### What you are asked to do
Take the entries that follow and write them out again, word for word.

### Provided records

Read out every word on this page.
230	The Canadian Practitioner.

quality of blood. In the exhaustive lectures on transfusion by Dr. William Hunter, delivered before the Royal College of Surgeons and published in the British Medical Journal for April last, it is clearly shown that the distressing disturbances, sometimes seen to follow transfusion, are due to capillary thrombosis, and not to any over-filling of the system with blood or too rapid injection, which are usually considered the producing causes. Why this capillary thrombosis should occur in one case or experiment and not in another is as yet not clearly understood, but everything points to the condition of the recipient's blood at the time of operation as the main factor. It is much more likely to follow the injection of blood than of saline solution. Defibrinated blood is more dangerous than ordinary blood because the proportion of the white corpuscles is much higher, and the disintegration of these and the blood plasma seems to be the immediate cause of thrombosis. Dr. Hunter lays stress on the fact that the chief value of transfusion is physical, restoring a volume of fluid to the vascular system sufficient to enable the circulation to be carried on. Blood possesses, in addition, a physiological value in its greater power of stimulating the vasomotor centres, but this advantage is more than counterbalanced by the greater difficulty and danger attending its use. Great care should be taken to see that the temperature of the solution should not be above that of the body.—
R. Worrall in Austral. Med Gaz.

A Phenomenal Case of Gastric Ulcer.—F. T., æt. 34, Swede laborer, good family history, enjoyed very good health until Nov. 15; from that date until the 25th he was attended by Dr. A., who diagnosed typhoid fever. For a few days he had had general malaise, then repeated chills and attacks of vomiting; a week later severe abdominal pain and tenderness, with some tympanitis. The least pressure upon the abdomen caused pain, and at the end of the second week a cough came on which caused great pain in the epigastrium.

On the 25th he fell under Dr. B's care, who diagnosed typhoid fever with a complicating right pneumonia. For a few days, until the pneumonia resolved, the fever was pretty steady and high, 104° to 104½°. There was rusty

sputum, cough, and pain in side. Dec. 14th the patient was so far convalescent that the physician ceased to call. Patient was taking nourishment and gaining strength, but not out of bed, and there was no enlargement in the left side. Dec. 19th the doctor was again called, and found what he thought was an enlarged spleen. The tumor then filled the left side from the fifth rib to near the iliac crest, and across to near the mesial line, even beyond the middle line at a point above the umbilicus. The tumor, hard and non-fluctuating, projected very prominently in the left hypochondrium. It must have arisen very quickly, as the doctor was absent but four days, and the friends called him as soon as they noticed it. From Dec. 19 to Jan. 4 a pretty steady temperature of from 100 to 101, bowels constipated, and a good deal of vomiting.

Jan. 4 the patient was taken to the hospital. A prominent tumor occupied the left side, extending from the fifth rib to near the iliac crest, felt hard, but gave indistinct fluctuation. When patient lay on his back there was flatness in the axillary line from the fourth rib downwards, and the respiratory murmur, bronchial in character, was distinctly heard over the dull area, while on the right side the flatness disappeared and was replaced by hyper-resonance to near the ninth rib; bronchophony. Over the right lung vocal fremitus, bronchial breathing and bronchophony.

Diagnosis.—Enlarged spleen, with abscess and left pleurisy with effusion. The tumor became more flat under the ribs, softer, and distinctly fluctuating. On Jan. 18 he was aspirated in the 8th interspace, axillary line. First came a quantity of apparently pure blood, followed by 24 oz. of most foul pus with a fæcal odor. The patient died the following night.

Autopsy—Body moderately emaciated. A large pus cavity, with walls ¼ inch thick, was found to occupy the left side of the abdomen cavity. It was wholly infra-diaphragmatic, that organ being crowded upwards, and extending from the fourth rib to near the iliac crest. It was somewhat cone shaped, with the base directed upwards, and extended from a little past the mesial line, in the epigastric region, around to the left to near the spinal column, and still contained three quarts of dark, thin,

### Response
Read out every word on this page.
230	The Canadian Practitioner.

quality of blood. In the exhaustive lectures on transfusion by Dr. William Hunter, delivered before the Royal College of Surgeons and published in the British Medical Journal for April last, it is clearly shown that the distressing disturbances, sometimes seen to follow transfusion, are due to capillary thrombosis, and not to any over-filling of the system with blood or too rapid injection, which are usually considered the producing causes. Why this capillary thrombosis should occur in one case or experiment and not in another is as yet not clearly understood, but everything points to the condition of the recipient's blood at the time of operation as the main factor. It is much more likely to follow the injection of blood than of saline solution. Defibrinated blood is more dangerous than ordinary blood because the proportion of the white corpuscles is much higher, and the disintegration of these and the blood plasma seems to be the immediate cause of thrombosis. Dr. Hunter lays stress on the fact that the chief value of transfusion is physical, restoring a volume of fluid to the vascular system sufficient to enable the circulation to be carried on. Blood possesses, in addition, a physiological value in its greater power of stimulating the vasomotor centres, but this advantage is more than counterbalanced by the greater difficulty and danger attending its use. Great care should be taken to see that the temperature of the solution should not be above that of the body.—
R. Worrall in Austral. Med Gaz.

A Phenomenal Case of Gastric Ulcer.—F. T., æt. 34, Swede laborer, good family history, enjoyed very good health until Nov. 15; from that date until the 25th he was attended by Dr. A., who diagnosed typhoid fever. For a few days he had had general malaise, then repeated chills and attacks of vomiting; a week later severe abdominal pain and tenderness, with some tympanitis. The least pressure upon the abdomen caused pain, and at the end of the second week a cough came on which caused great pain in the epigastrium.

On the 25th he fell under Dr. B's care, who diagnosed typhoid fever with a complicating right pneumonia. For a few days, until the pneumonia resolved, the fever was pretty steady and high, 104° to 104½°. There was rusty

sputum, cough, and pain in side. Dec. 14th the patient was so far convalescent that the physician ceased to call. Patient was taking nourishment and gaining strength, but not out of bed, and there was no enlargement in the left side. Dec. 19th the doctor was again called, and found what he thought was an enlarged spleen. The tumor then filled the left side from the fifth rib to near the iliac crest, and across to near the mesial line, even beyond the middle line at a point above the umbilicus. The tumor, hard and non-fluctuating, projected very prominently in the left hypochondrium. It must have arisen very quickly, as the doctor was absent but four days, and the friends called him as soon as they noticed it. From Dec. 19 to Jan. 4 a pretty steady temperature of from 100 to 101, bowels constipated, and a good deal of vomiting.

Jan. 4 the patient was taken to the hospital. A prominent tumor occupied the left side, extending from the fifth rib to near the iliac crest, felt hard, but gave indistinct fluctuation. When patient lay on his back there was flatness in the axillary line from the fourth rib downwards, and the respiratory murmur, bronchial in character, was distinctly heard over the dull area, while on the right side the flatness disappeared and was replaced by hyper-resonance to near the ninth rib; bronchophony. Over the right lung vocal fremitus, bronchial breathing and bronchophony.

Diagnosis.—Enlarged spleen, with abscess and left pleurisy with effusion. The tumor became more flat under the ribs, softer, and distinctly fluctuating. On Jan. 18 he was aspirated in the 8th interspace, axillary line. First came a quantity of apparently pure blood, followed by 24 oz. of most foul pus with a fæcal odor. The patient died the following night.

Autopsy—Body moderately emaciated. A large pus cavity, with walls ¼ inch thick, was found to occupy the left side of the abdomen cavity. It was wholly infra-diaphragmatic, that organ being crowded upwards, and extending from the fourth rib to near the iliac crest. It was somewhat cone shaped, with the base directed upwards, and extended from a little past the mesial line, in the epigastric region, around to the left to near the spinal column, and still contained three quarts of dark, thin,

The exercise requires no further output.